** BEGIN MATERIAL SUPPLIED **

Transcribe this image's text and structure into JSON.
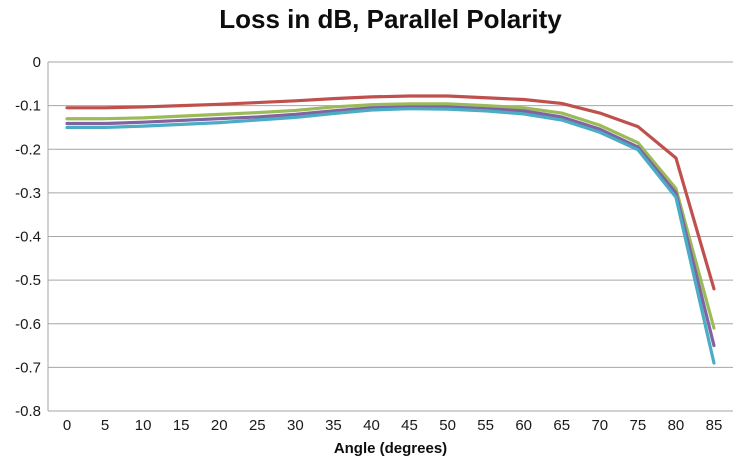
{
  "window": {
    "background_color": "#FFFFFF",
    "text_color": "#0D0D0D",
    "gridline_color": "#A6A6A6",
    "axis_line_color": "#A6A6A6"
  },
  "chart_data": {
    "type": "line",
    "title": "Loss in dB, Parallel Polarity",
    "xlabel": "Angle (degrees)",
    "ylabel": "",
    "x": [
      0,
      5,
      10,
      15,
      20,
      25,
      30,
      35,
      40,
      45,
      50,
      55,
      60,
      65,
      70,
      75,
      80,
      85
    ],
    "x_tick_labels": [
      "0",
      "5",
      "10",
      "15",
      "20",
      "25",
      "30",
      "35",
      "40",
      "45",
      "50",
      "55",
      "60",
      "65",
      "70",
      "75",
      "80",
      "85"
    ],
    "y_ticks": [
      0,
      -0.1,
      -0.2,
      -0.3,
      -0.4,
      -0.5,
      -0.6,
      -0.7,
      -0.8
    ],
    "y_tick_labels": [
      "0",
      "-0.1",
      "-0.2",
      "-0.3",
      "-0.4",
      "-0.5",
      "-0.6",
      "-0.7",
      "-0.8"
    ],
    "ylim": [
      -0.8,
      0
    ],
    "grid": "horizontal",
    "legend": "none",
    "series": [
      {
        "name": "series-1-red",
        "color": "#C0504D",
        "values": [
          -0.105,
          -0.105,
          -0.103,
          -0.1,
          -0.097,
          -0.093,
          -0.089,
          -0.084,
          -0.08,
          -0.078,
          -0.078,
          -0.082,
          -0.086,
          -0.095,
          -0.117,
          -0.148,
          -0.22,
          -0.52
        ]
      },
      {
        "name": "series-2-green",
        "color": "#9BBB59",
        "values": [
          -0.13,
          -0.13,
          -0.128,
          -0.124,
          -0.12,
          -0.116,
          -0.111,
          -0.103,
          -0.098,
          -0.096,
          -0.096,
          -0.1,
          -0.105,
          -0.117,
          -0.145,
          -0.185,
          -0.29,
          -0.61
        ]
      },
      {
        "name": "series-3-purple",
        "color": "#8064A2",
        "values": [
          -0.141,
          -0.141,
          -0.138,
          -0.134,
          -0.13,
          -0.126,
          -0.12,
          -0.112,
          -0.105,
          -0.103,
          -0.103,
          -0.107,
          -0.112,
          -0.126,
          -0.154,
          -0.195,
          -0.3,
          -0.65
        ]
      },
      {
        "name": "series-4-blue",
        "color": "#4BACC6",
        "values": [
          -0.15,
          -0.15,
          -0.147,
          -0.143,
          -0.139,
          -0.133,
          -0.127,
          -0.118,
          -0.11,
          -0.107,
          -0.108,
          -0.112,
          -0.119,
          -0.133,
          -0.161,
          -0.201,
          -0.31,
          -0.69
        ]
      }
    ]
  }
}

** END MATERIAL SUPPLIED **

* STATED GOAL: Every record above should be written out again exactly; the pictures stay out of the copy.

* COMPLETED TASK:
Transcribe this image's text and structure into JSON.
{
  "window": {
    "background_color": "#FFFFFF",
    "text_color": "#0D0D0D",
    "gridline_color": "#A6A6A6",
    "axis_line_color": "#A6A6A6"
  },
  "chart_data": {
    "type": "line",
    "title": "Loss in dB, Parallel Polarity",
    "xlabel": "Angle (degrees)",
    "ylabel": "",
    "x": [
      0,
      5,
      10,
      15,
      20,
      25,
      30,
      35,
      40,
      45,
      50,
      55,
      60,
      65,
      70,
      75,
      80,
      85
    ],
    "x_tick_labels": [
      "0",
      "5",
      "10",
      "15",
      "20",
      "25",
      "30",
      "35",
      "40",
      "45",
      "50",
      "55",
      "60",
      "65",
      "70",
      "75",
      "80",
      "85"
    ],
    "y_ticks": [
      0,
      -0.1,
      -0.2,
      -0.3,
      -0.4,
      -0.5,
      -0.6,
      -0.7,
      -0.8
    ],
    "y_tick_labels": [
      "0",
      "-0.1",
      "-0.2",
      "-0.3",
      "-0.4",
      "-0.5",
      "-0.6",
      "-0.7",
      "-0.8"
    ],
    "ylim": [
      -0.8,
      0
    ],
    "grid": "horizontal",
    "legend": "none",
    "series": [
      {
        "name": "series-1-red",
        "color": "#C0504D",
        "values": [
          -0.105,
          -0.105,
          -0.103,
          -0.1,
          -0.097,
          -0.093,
          -0.089,
          -0.084,
          -0.08,
          -0.078,
          -0.078,
          -0.082,
          -0.086,
          -0.095,
          -0.117,
          -0.148,
          -0.22,
          -0.52
        ]
      },
      {
        "name": "series-2-green",
        "color": "#9BBB59",
        "values": [
          -0.13,
          -0.13,
          -0.128,
          -0.124,
          -0.12,
          -0.116,
          -0.111,
          -0.103,
          -0.098,
          -0.096,
          -0.096,
          -0.1,
          -0.105,
          -0.117,
          -0.145,
          -0.185,
          -0.29,
          -0.61
        ]
      },
      {
        "name": "series-3-purple",
        "color": "#8064A2",
        "values": [
          -0.141,
          -0.141,
          -0.138,
          -0.134,
          -0.13,
          -0.126,
          -0.12,
          -0.112,
          -0.105,
          -0.103,
          -0.103,
          -0.107,
          -0.112,
          -0.126,
          -0.154,
          -0.195,
          -0.3,
          -0.65
        ]
      },
      {
        "name": "series-4-blue",
        "color": "#4BACC6",
        "values": [
          -0.15,
          -0.15,
          -0.147,
          -0.143,
          -0.139,
          -0.133,
          -0.127,
          -0.118,
          -0.11,
          -0.107,
          -0.108,
          -0.112,
          -0.119,
          -0.133,
          -0.161,
          -0.201,
          -0.31,
          -0.69
        ]
      }
    ]
  }
}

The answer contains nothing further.